> [TASK DIRECTIONS] Extract the whole listing as it stands. Do not include the pictures.

>> START DATA FOR PROCESSING

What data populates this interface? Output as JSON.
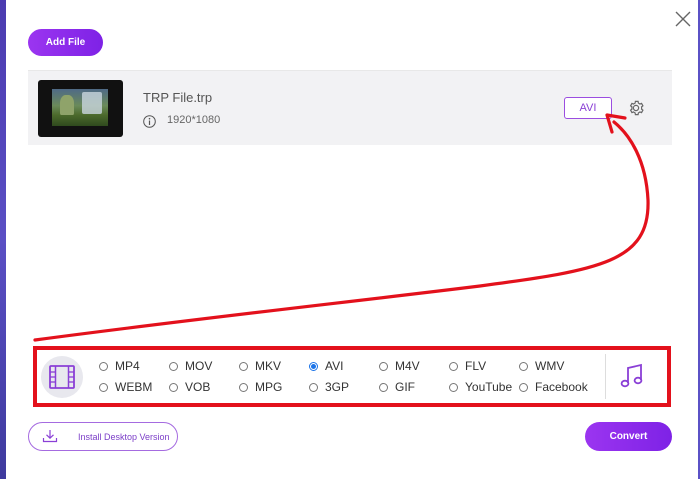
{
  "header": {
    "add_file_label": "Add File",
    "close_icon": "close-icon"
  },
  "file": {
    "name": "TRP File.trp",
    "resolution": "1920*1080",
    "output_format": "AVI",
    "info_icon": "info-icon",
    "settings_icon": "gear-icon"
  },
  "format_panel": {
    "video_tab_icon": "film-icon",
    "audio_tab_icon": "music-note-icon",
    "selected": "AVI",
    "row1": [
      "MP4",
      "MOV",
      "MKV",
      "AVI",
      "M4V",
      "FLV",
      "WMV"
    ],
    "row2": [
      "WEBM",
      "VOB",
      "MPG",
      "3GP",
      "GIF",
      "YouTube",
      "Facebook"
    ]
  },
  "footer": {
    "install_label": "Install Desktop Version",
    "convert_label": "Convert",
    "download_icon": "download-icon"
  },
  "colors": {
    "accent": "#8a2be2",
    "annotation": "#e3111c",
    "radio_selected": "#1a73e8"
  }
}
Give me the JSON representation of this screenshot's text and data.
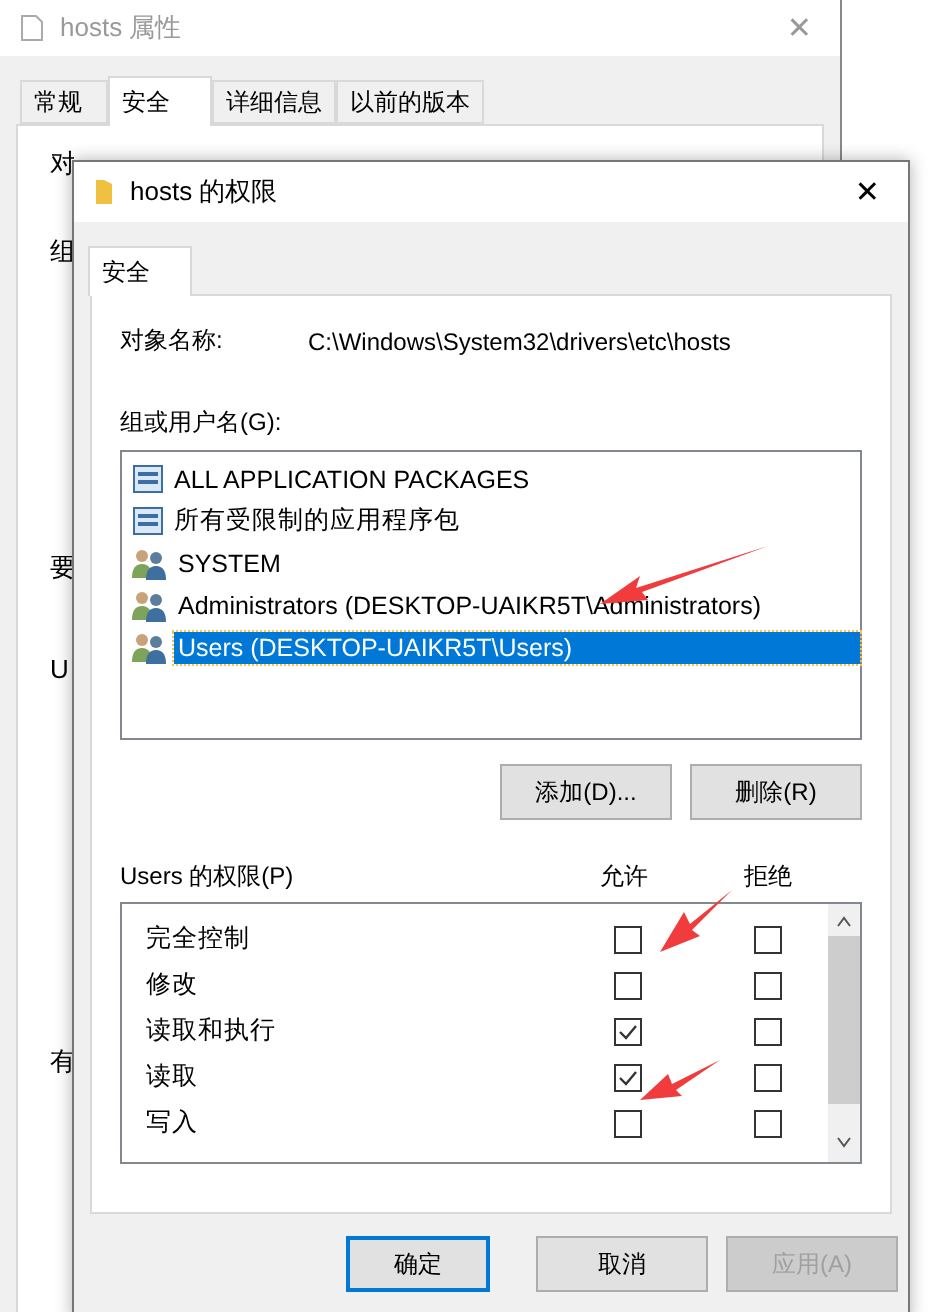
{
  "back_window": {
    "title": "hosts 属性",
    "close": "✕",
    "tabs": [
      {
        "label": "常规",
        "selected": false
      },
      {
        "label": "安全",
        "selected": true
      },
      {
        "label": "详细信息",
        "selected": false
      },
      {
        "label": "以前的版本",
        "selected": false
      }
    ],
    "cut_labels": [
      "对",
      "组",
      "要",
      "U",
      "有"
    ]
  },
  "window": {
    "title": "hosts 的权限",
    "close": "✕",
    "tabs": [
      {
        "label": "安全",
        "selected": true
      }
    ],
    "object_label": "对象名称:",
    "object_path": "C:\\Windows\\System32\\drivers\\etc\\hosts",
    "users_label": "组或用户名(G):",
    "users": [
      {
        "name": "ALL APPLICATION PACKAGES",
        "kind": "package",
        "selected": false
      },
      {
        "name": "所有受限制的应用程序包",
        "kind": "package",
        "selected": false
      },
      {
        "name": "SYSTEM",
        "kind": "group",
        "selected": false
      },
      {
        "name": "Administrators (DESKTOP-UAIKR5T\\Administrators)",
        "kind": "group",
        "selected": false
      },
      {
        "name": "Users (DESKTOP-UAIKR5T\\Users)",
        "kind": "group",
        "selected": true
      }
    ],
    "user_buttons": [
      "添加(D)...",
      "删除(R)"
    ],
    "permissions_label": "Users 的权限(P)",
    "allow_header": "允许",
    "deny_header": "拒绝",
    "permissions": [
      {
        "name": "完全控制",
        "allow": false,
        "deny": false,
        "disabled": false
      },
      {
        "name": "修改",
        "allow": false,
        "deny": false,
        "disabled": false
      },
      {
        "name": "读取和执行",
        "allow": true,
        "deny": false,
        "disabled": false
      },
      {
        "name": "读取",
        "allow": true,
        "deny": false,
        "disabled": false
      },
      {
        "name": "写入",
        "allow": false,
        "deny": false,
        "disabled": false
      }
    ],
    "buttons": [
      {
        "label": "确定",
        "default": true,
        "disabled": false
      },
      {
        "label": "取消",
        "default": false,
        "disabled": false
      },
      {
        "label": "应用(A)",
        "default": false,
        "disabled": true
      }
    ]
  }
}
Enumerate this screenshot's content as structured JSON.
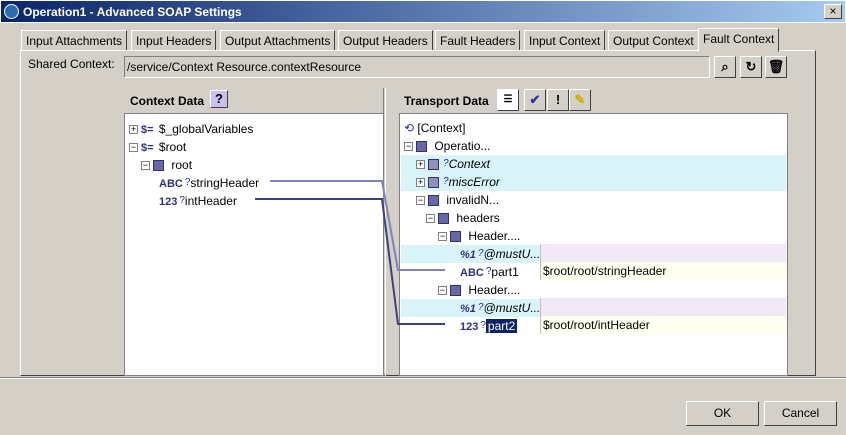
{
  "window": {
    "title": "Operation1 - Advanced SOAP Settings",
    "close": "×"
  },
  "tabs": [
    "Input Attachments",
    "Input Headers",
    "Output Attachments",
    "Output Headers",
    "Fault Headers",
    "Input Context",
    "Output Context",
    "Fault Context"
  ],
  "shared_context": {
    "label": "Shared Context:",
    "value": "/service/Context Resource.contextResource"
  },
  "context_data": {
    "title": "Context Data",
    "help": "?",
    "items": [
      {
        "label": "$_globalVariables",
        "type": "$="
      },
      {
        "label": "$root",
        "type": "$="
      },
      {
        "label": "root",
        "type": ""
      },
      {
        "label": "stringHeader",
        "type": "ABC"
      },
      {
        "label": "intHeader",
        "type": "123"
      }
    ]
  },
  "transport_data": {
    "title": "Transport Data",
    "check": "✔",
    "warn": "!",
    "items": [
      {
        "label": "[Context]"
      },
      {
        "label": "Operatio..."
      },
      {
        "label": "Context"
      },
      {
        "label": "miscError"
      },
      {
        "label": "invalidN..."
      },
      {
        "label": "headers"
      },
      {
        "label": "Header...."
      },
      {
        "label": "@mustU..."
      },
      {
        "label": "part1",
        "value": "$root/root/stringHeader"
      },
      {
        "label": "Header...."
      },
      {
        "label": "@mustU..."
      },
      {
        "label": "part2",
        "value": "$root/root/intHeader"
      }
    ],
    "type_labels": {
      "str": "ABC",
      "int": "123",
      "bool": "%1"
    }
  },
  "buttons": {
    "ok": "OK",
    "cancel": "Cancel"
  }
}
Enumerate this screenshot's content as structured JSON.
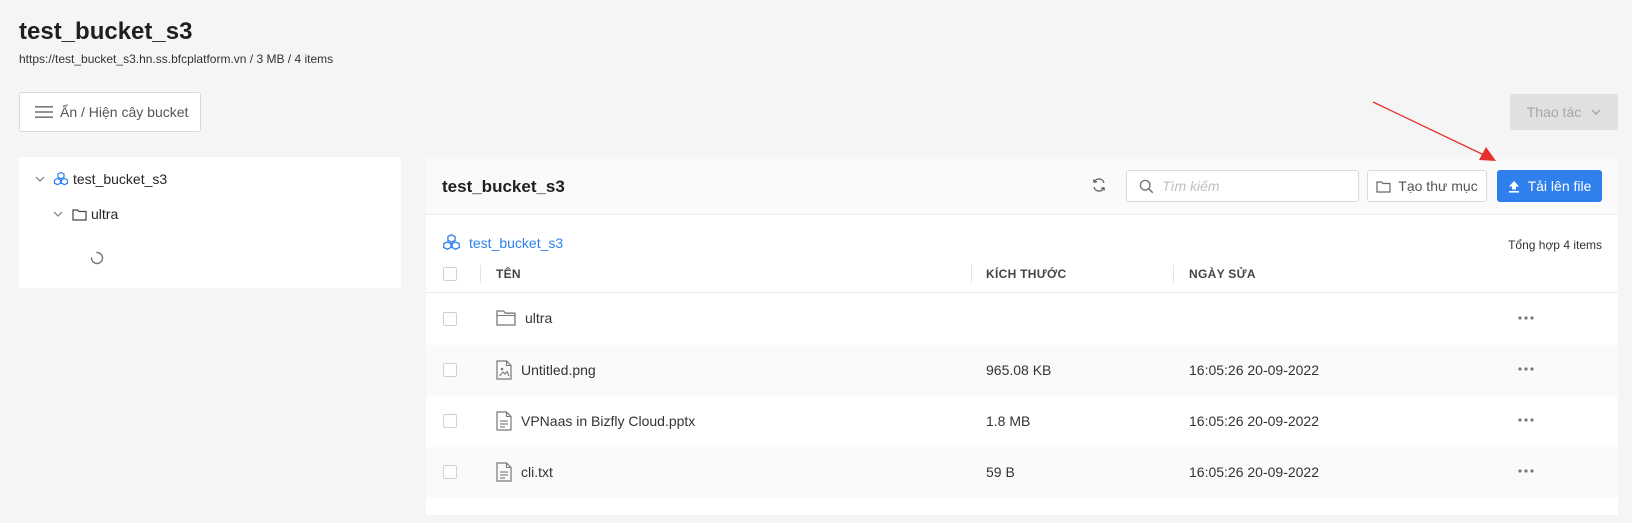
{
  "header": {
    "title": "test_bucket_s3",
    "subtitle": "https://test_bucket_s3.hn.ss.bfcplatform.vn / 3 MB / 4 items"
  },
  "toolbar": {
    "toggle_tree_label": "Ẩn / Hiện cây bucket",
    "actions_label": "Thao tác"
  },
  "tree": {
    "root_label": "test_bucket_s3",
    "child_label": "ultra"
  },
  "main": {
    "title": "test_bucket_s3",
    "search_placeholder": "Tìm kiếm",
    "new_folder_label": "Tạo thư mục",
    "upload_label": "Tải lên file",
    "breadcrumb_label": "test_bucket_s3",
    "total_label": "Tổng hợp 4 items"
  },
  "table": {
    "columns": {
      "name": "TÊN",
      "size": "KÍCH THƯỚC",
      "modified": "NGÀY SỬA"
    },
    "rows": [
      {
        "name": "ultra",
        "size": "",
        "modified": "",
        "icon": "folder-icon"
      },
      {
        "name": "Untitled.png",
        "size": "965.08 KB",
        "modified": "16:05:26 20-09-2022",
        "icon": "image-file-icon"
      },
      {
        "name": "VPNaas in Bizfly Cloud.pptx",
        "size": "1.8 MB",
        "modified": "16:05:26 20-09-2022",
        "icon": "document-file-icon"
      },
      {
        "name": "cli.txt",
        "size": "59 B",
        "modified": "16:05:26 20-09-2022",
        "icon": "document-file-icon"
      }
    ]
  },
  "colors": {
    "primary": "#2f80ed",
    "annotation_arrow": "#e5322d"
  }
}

>> END DATA FOR PROCESSING

> [WRITTEN ANSWER]
What data populates this interface? Output as JSON.
{
  "header": {
    "add_file_label": "Add File",
    "close_icon": "close-icon"
  },
  "file": {
    "name": "TRP File.trp",
    "resolution": "1920*1080",
    "output_format": "AVI",
    "info_icon": "info-icon",
    "settings_icon": "gear-icon"
  },
  "format_panel": {
    "video_tab_icon": "film-icon",
    "audio_tab_icon": "music-note-icon",
    "selected": "AVI",
    "row1": [
      "MP4",
      "MOV",
      "MKV",
      "AVI",
      "M4V",
      "FLV",
      "WMV"
    ],
    "row2": [
      "WEBM",
      "VOB",
      "MPG",
      "3GP",
      "GIF",
      "YouTube",
      "Facebook"
    ]
  },
  "footer": {
    "install_label": "Install Desktop Version",
    "convert_label": "Convert",
    "download_icon": "download-icon"
  },
  "colors": {
    "accent": "#8a2be2",
    "annotation": "#e3111c",
    "radio_selected": "#1a73e8"
  }
}
Give me the JSON representation of this screenshot's text and data.
{
  "back_window": {
    "title": "hosts 属性",
    "close": "✕",
    "tabs": [
      {
        "label": "常规",
        "selected": false
      },
      {
        "label": "安全",
        "selected": true
      },
      {
        "label": "详细信息",
        "selected": false
      },
      {
        "label": "以前的版本",
        "selected": false
      }
    ],
    "cut_labels": [
      "对",
      "组",
      "要",
      "U",
      "有"
    ]
  },
  "window": {
    "title": "hosts 的权限",
    "close": "✕",
    "tabs": [
      {
        "label": "安全",
        "selected": true
      }
    ],
    "object_label": "对象名称:",
    "object_path": "C:\\Windows\\System32\\drivers\\etc\\hosts",
    "users_label": "组或用户名(G):",
    "users": [
      {
        "name": "ALL APPLICATION PACKAGES",
        "kind": "package",
        "selected": false
      },
      {
        "name": "所有受限制的应用程序包",
        "kind": "package",
        "selected": false
      },
      {
        "name": "SYSTEM",
        "kind": "group",
        "selected": false
      },
      {
        "name": "Administrators (DESKTOP-UAIKR5T\\Administrators)",
        "kind": "group",
        "selected": false
      },
      {
        "name": "Users (DESKTOP-UAIKR5T\\Users)",
        "kind": "group",
        "selected": true
      }
    ],
    "user_buttons": [
      "添加(D)...",
      "删除(R)"
    ],
    "permissions_label": "Users 的权限(P)",
    "allow_header": "允许",
    "deny_header": "拒绝",
    "permissions": [
      {
        "name": "完全控制",
        "allow": false,
        "deny": false,
        "disabled": false
      },
      {
        "name": "修改",
        "allow": false,
        "deny": false,
        "disabled": false
      },
      {
        "name": "读取和执行",
        "allow": true,
        "deny": false,
        "disabled": false
      },
      {
        "name": "读取",
        "allow": true,
        "deny": false,
        "disabled": false
      },
      {
        "name": "写入",
        "allow": false,
        "deny": false,
        "disabled": false
      }
    ],
    "buttons": [
      {
        "label": "确定",
        "default": true,
        "disabled": false
      },
      {
        "label": "取消",
        "default": false,
        "disabled": false
      },
      {
        "label": "应用(A)",
        "default": false,
        "disabled": true
      }
    ]
  }
}
Enumerate this screenshot's content as structured JSON.
{
  "window": {
    "title": "Operation1 - Advanced SOAP Settings",
    "close": "×"
  },
  "tabs": [
    "Input Attachments",
    "Input Headers",
    "Output Attachments",
    "Output Headers",
    "Fault Headers",
    "Input Context",
    "Output Context",
    "Fault Context"
  ],
  "shared_context": {
    "label": "Shared Context:",
    "value": "/service/Context Resource.contextResource"
  },
  "context_data": {
    "title": "Context Data",
    "help": "?",
    "items": [
      {
        "label": "$_globalVariables",
        "type": "$="
      },
      {
        "label": "$root",
        "type": "$="
      },
      {
        "label": "root",
        "type": ""
      },
      {
        "label": "stringHeader",
        "type": "ABC"
      },
      {
        "label": "intHeader",
        "type": "123"
      }
    ]
  },
  "transport_data": {
    "title": "Transport Data",
    "check": "✔",
    "warn": "!",
    "items": [
      {
        "label": "[Context]"
      },
      {
        "label": "Operatio..."
      },
      {
        "label": "Context"
      },
      {
        "label": "miscError"
      },
      {
        "label": "invalidN..."
      },
      {
        "label": "headers"
      },
      {
        "label": "Header...."
      },
      {
        "label": "@mustU..."
      },
      {
        "label": "part1",
        "value": "$root/root/stringHeader"
      },
      {
        "label": "Header...."
      },
      {
        "label": "@mustU..."
      },
      {
        "label": "part2",
        "value": "$root/root/intHeader"
      }
    ],
    "type_labels": {
      "str": "ABC",
      "int": "123",
      "bool": "%1"
    }
  },
  "buttons": {
    "ok": "OK",
    "cancel": "Cancel"
  }
}
Enumerate this screenshot's content as structured JSON.
{
  "header": {
    "title": "test_bucket_s3",
    "subtitle": "https://test_bucket_s3.hn.ss.bfcplatform.vn / 3 MB / 4 items"
  },
  "toolbar": {
    "toggle_tree_label": "Ẩn / Hiện cây bucket",
    "actions_label": "Thao tác"
  },
  "tree": {
    "root_label": "test_bucket_s3",
    "child_label": "ultra"
  },
  "main": {
    "title": "test_bucket_s3",
    "search_placeholder": "Tìm kiếm",
    "new_folder_label": "Tạo thư mục",
    "upload_label": "Tải lên file",
    "breadcrumb_label": "test_bucket_s3",
    "total_label": "Tổng hợp 4 items"
  },
  "table": {
    "columns": {
      "name": "TÊN",
      "size": "KÍCH THƯỚC",
      "modified": "NGÀY SỬA"
    },
    "rows": [
      {
        "name": "ultra",
        "size": "",
        "modified": "",
        "icon": "folder-icon"
      },
      {
        "name": "Untitled.png",
        "size": "965.08 KB",
        "modified": "16:05:26 20-09-2022",
        "icon": "image-file-icon"
      },
      {
        "name": "VPNaas in Bizfly Cloud.pptx",
        "size": "1.8 MB",
        "modified": "16:05:26 20-09-2022",
        "icon": "document-file-icon"
      },
      {
        "name": "cli.txt",
        "size": "59 B",
        "modified": "16:05:26 20-09-2022",
        "icon": "document-file-icon"
      }
    ]
  },
  "colors": {
    "primary": "#2f80ed",
    "annotation_arrow": "#e5322d"
  }
}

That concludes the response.